*TASK*
Copy all of the data below word for word, omitting the pictures.

*PROVIDED RECORDS*
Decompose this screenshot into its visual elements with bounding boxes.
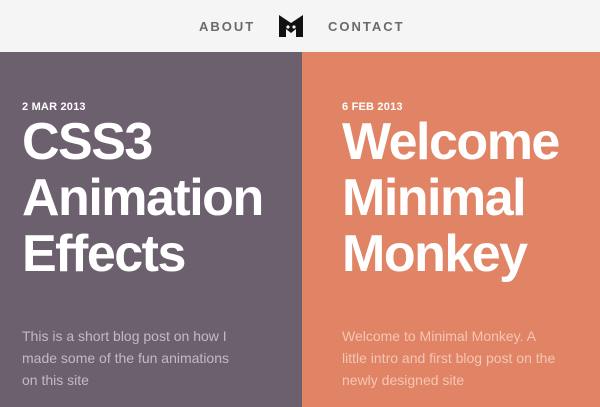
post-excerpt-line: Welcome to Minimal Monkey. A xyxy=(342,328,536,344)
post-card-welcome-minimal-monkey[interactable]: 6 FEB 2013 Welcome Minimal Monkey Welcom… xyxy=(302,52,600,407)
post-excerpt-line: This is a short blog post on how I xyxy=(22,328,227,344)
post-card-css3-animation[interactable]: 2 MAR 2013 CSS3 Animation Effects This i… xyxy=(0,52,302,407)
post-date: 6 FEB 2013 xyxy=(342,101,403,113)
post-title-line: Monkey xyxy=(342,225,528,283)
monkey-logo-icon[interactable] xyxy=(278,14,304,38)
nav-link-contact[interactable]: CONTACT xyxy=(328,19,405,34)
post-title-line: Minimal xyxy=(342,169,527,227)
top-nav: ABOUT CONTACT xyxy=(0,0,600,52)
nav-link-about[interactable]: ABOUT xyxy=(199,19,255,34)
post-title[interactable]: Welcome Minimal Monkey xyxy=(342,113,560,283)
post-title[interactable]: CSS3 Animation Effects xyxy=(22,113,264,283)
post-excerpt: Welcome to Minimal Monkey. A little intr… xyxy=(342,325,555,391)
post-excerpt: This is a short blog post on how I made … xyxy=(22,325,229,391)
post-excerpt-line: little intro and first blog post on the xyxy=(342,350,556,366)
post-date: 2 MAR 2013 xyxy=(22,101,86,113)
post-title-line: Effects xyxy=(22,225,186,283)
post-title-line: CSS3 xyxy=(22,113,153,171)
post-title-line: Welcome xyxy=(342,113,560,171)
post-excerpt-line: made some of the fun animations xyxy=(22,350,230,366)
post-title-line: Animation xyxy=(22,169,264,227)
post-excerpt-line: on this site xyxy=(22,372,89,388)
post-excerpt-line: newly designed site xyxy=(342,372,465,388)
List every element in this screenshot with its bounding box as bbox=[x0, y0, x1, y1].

*WRITTEN RESPONSE*
Decompose this screenshot into its visual elements with bounding boxes.
post-excerpt-line: Welcome to Minimal Monkey. A xyxy=(342,328,536,344)
post-card-welcome-minimal-monkey[interactable]: 6 FEB 2013 Welcome Minimal Monkey Welcom… xyxy=(302,52,600,407)
post-excerpt-line: This is a short blog post on how I xyxy=(22,328,227,344)
post-card-css3-animation[interactable]: 2 MAR 2013 CSS3 Animation Effects This i… xyxy=(0,52,302,407)
post-date: 6 FEB 2013 xyxy=(342,101,403,113)
post-title-line: Monkey xyxy=(342,225,528,283)
monkey-logo-icon[interactable] xyxy=(278,14,304,38)
nav-link-contact[interactable]: CONTACT xyxy=(328,19,405,34)
post-title-line: Minimal xyxy=(342,169,527,227)
top-nav: ABOUT CONTACT xyxy=(0,0,600,52)
nav-link-about[interactable]: ABOUT xyxy=(199,19,255,34)
post-title[interactable]: Welcome Minimal Monkey xyxy=(342,113,560,283)
post-title[interactable]: CSS3 Animation Effects xyxy=(22,113,264,283)
post-excerpt: Welcome to Minimal Monkey. A little intr… xyxy=(342,325,555,391)
post-excerpt: This is a short blog post on how I made … xyxy=(22,325,229,391)
post-excerpt-line: little intro and first blog post on the xyxy=(342,350,556,366)
post-date: 2 MAR 2013 xyxy=(22,101,86,113)
post-title-line: Effects xyxy=(22,225,186,283)
post-title-line: CSS3 xyxy=(22,113,153,171)
post-title-line: Welcome xyxy=(342,113,560,171)
post-excerpt-line: made some of the fun animations xyxy=(22,350,230,366)
post-title-line: Animation xyxy=(22,169,264,227)
post-excerpt-line: on this site xyxy=(22,372,89,388)
post-excerpt-line: newly designed site xyxy=(342,372,465,388)
List every element in this screenshot with its bounding box as bbox=[x0, y0, x1, y1].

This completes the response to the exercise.